## START Records for the task
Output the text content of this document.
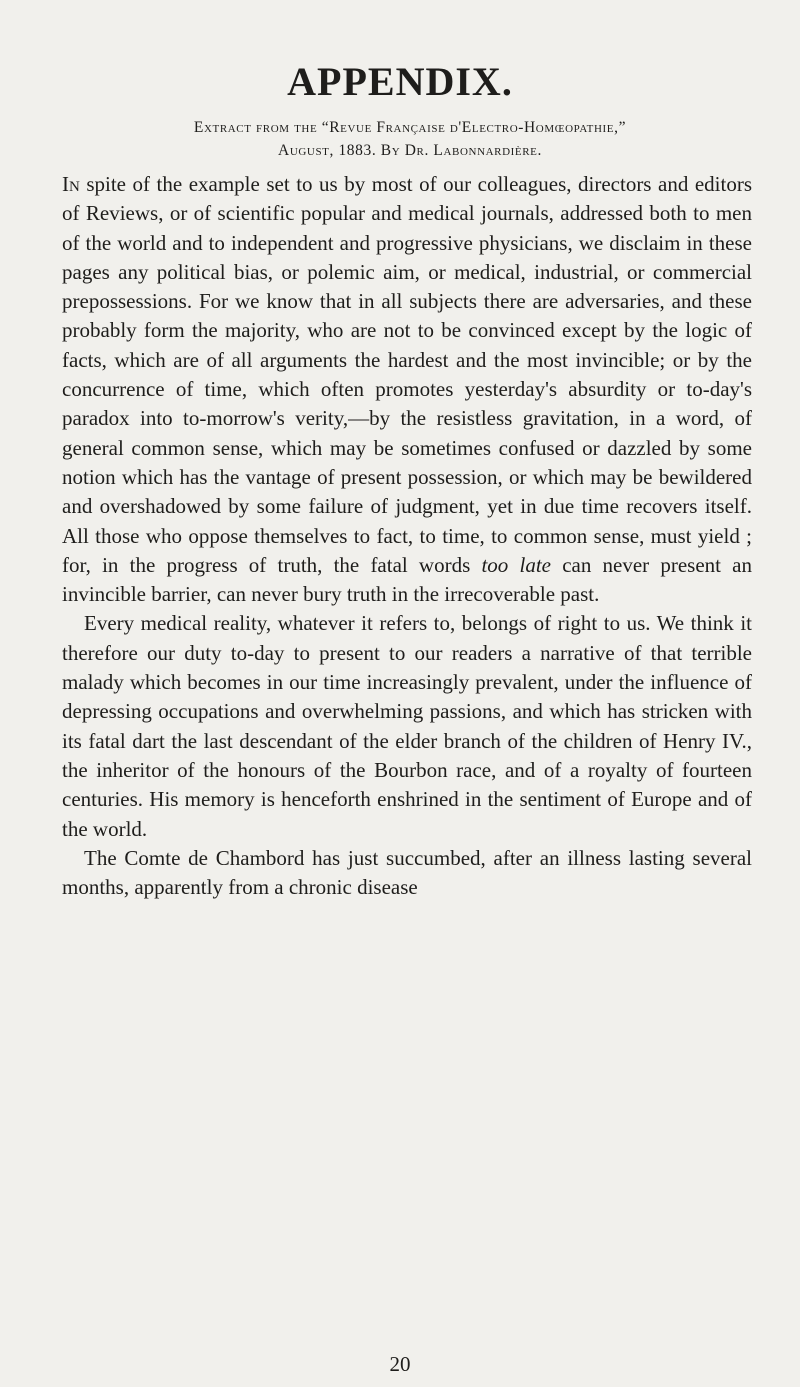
APPENDIX.
Extract from the “Revue Française d'Electro-Homœopathie,”
August, 1883. By Dr. Labonnardière.

In spite of the example set to us by most of our colleagues, directors and editors of Reviews, or of scientific popular and medical journals, addressed both to men of the world and to independent and progressive physicians, we disclaim in these pages any political bias, or polemic aim, or medical, industrial, or commercial prepossessions. For we know that in all subjects there are adversaries, and these probably form the majority, who are not to be convinced except by the logic of facts, which are of all arguments the hardest and the most invincible; or by the concurrence of time, which often promotes yesterday's absurdity or to-day's paradox into to-morrow's verity,—by the resistless gravitation, in a word, of general common sense, which may be sometimes confused or dazzled by some notion which has the vantage of present possession, or which may be bewildered and overshadowed by some failure of judgment, yet in due time recovers itself. All those who oppose themselves to fact, to time, to common sense, must yield ; for, in the progress of truth, the fatal words too late can never present an invincible barrier, can never bury truth in the irrecoverable past.

Every medical reality, whatever it refers to, belongs of right to us. We think it therefore our duty to-day to present to our readers a narrative of that terrible malady which becomes in our time increasingly prevalent, under the influence of depressing occupations and overwhelming passions, and which has stricken with its fatal dart the last descendant of the elder branch of the children of Henry IV., the inheritor of the honours of the Bourbon race, and of a royalty of fourteen centuries. His memory is henceforth enshrined in the sentiment of Europe and of the world.

The Comte de Chambord has just succumbed, after an illness lasting several months, apparently from a chronic disease

20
## END Records for the task
* _Exercise description_
Copy out every line of the listing that contains the string "from".

* _Answer for the task_
Extract from the “Revue Française d'Electro-Homœopathie,”
The Comte de Chambord has just succumbed, after an illness lasting several months, apparently from a chronic disease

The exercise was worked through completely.